[Spatial annotation entries]
##########

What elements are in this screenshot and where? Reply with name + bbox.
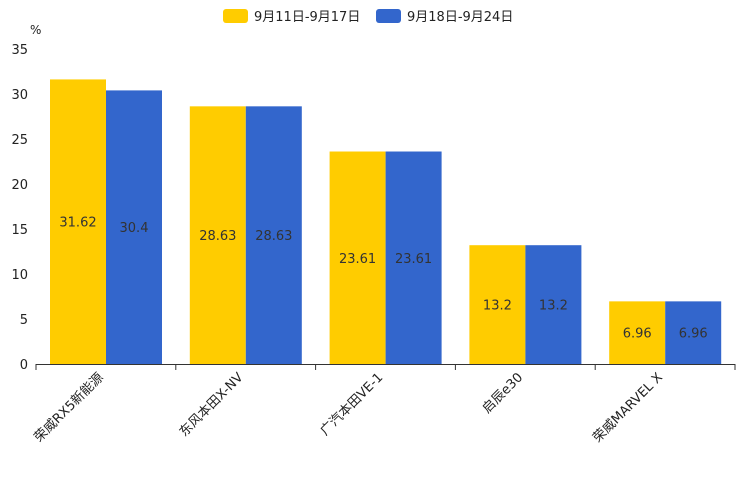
y-tick-label: 10 bbox=[11, 268, 28, 283]
bar-series-1-1[interactable] bbox=[50, 79, 106, 365]
bar-value-label: 28.63 bbox=[255, 229, 292, 244]
bar-value-label: 23.61 bbox=[395, 252, 432, 267]
legend: 9月11日-9月17日 9月18日-9月24日 bbox=[223, 9, 513, 25]
bar-value-label: 13.2 bbox=[539, 299, 568, 314]
bar-series-2-4[interactable] bbox=[525, 245, 582, 364]
bar-series-1-5[interactable] bbox=[609, 301, 666, 364]
bar-value-label: 31.62 bbox=[59, 216, 96, 231]
legend-item-series-1[interactable]: 9月11日-9月17日 bbox=[223, 9, 360, 25]
legend-label-series-1: 9月11日-9月17日 bbox=[254, 10, 360, 25]
bar-series-2-2[interactable] bbox=[245, 106, 302, 364]
y-tick-label: 0 bbox=[20, 358, 28, 373]
bar-series-2-5[interactable] bbox=[665, 301, 722, 364]
y-tick-label: 30 bbox=[11, 88, 28, 103]
y-tick-label: 35 bbox=[11, 43, 28, 58]
y-tick-label: 15 bbox=[11, 223, 28, 238]
bar-series-2-1[interactable] bbox=[106, 90, 162, 365]
x-category-label: 启辰e30 bbox=[480, 370, 526, 416]
bar-series-1-2[interactable] bbox=[189, 106, 246, 364]
y-axis-ticks: 0 5 10 15 20 25 30 35 bbox=[11, 43, 28, 373]
bar-value-label: 6.96 bbox=[623, 327, 652, 342]
y-tick-label: 5 bbox=[20, 313, 28, 328]
bar-value-label: 28.63 bbox=[199, 229, 236, 244]
x-category-label: 荣威RX5新能源 bbox=[31, 370, 107, 446]
bar-value-label: 13.2 bbox=[483, 299, 512, 314]
legend-item-series-2[interactable]: 9月18日-9月24日 bbox=[376, 9, 513, 25]
legend-label-series-2: 9月18日-9月24日 bbox=[407, 10, 513, 25]
bar-value-label: 30.4 bbox=[120, 221, 149, 236]
x-axis: 荣威RX5新能源 东风本田X-NV 广汽本田VE-1 启辰e30 荣威MARVEL X bbox=[31, 364, 736, 446]
x-category-label: 广汽本田VE-1 bbox=[318, 370, 387, 439]
legend-swatch-series-1 bbox=[223, 9, 248, 23]
y-tick-label: 25 bbox=[11, 133, 28, 148]
bar-series-2-3[interactable] bbox=[385, 151, 442, 364]
bar-series-1-3[interactable] bbox=[329, 151, 386, 364]
bar-series-1-4[interactable] bbox=[469, 245, 526, 364]
bar-value-label: 6.96 bbox=[679, 327, 708, 342]
legend-swatch-series-2 bbox=[376, 9, 401, 23]
x-category-label: 荣威MARVEL X bbox=[590, 370, 666, 446]
bars: 31.62 30.4 28.63 28.63 23.61 23.61 13.2 13.2 6.9… bbox=[50, 79, 722, 365]
x-category-label: 东风本田X-NV bbox=[177, 370, 247, 440]
y-axis-unit-label: % bbox=[30, 23, 41, 37]
y-tick-label: 20 bbox=[11, 178, 28, 193]
bar-value-label: 23.61 bbox=[339, 252, 376, 267]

##########

_Goal_. Write out every line of the records above word for word, leaving out the pictures.

_Written answer_.
What elements are in this screenshot and where? Reply with name + bbox.
y-tick-label: 10 bbox=[11, 268, 28, 283]
bar-series-1-1[interactable] bbox=[50, 79, 106, 365]
bar-value-label: 28.63 bbox=[255, 229, 292, 244]
bar-value-label: 23.61 bbox=[395, 252, 432, 267]
legend: 9月11日-9月17日 9月18日-9月24日 bbox=[223, 9, 513, 25]
bar-value-label: 13.2 bbox=[539, 299, 568, 314]
bar-series-2-4[interactable] bbox=[525, 245, 582, 364]
bar-series-1-5[interactable] bbox=[609, 301, 666, 364]
bar-value-label: 31.62 bbox=[59, 216, 96, 231]
legend-item-series-1[interactable]: 9月11日-9月17日 bbox=[223, 9, 360, 25]
legend-label-series-1: 9月11日-9月17日 bbox=[254, 10, 360, 25]
bar-series-2-2[interactable] bbox=[245, 106, 302, 364]
y-tick-label: 0 bbox=[20, 358, 28, 373]
bar-series-2-5[interactable] bbox=[665, 301, 722, 364]
y-tick-label: 30 bbox=[11, 88, 28, 103]
y-tick-label: 35 bbox=[11, 43, 28, 58]
y-tick-label: 15 bbox=[11, 223, 28, 238]
bar-series-2-1[interactable] bbox=[106, 90, 162, 365]
x-category-label: 启辰e30 bbox=[480, 370, 526, 416]
bar-series-1-2[interactable] bbox=[189, 106, 246, 364]
y-axis-ticks: 0 5 10 15 20 25 30 35 bbox=[11, 43, 28, 373]
bar-value-label: 6.96 bbox=[623, 327, 652, 342]
y-tick-label: 5 bbox=[20, 313, 28, 328]
bar-value-label: 28.63 bbox=[199, 229, 236, 244]
x-category-label: 荣威RX5新能源 bbox=[31, 370, 107, 446]
bar-value-label: 13.2 bbox=[483, 299, 512, 314]
legend-item-series-2[interactable]: 9月18日-9月24日 bbox=[376, 9, 513, 25]
legend-label-series-2: 9月18日-9月24日 bbox=[407, 10, 513, 25]
bar-value-label: 30.4 bbox=[120, 221, 149, 236]
x-axis: 荣威RX5新能源 东风本田X-NV 广汽本田VE-1 启辰e30 荣威MARVEL X bbox=[31, 364, 736, 446]
x-category-label: 广汽本田VE-1 bbox=[318, 370, 387, 439]
legend-swatch-series-1 bbox=[223, 9, 248, 23]
y-tick-label: 25 bbox=[11, 133, 28, 148]
bar-series-2-3[interactable] bbox=[385, 151, 442, 364]
bar-series-1-3[interactable] bbox=[329, 151, 386, 364]
bar-series-1-4[interactable] bbox=[469, 245, 526, 364]
bar-value-label: 6.96 bbox=[679, 327, 708, 342]
legend-swatch-series-2 bbox=[376, 9, 401, 23]
x-category-label: 荣威MARVEL X bbox=[590, 370, 666, 446]
bars: 31.62 30.4 28.63 28.63 23.61 23.61 13.2 13.2 6.9… bbox=[50, 79, 722, 365]
x-category-label: 东风本田X-NV bbox=[177, 370, 247, 440]
y-axis-unit-label: % bbox=[30, 23, 41, 37]
y-tick-label: 20 bbox=[11, 178, 28, 193]
bar-value-label: 23.61 bbox=[339, 252, 376, 267]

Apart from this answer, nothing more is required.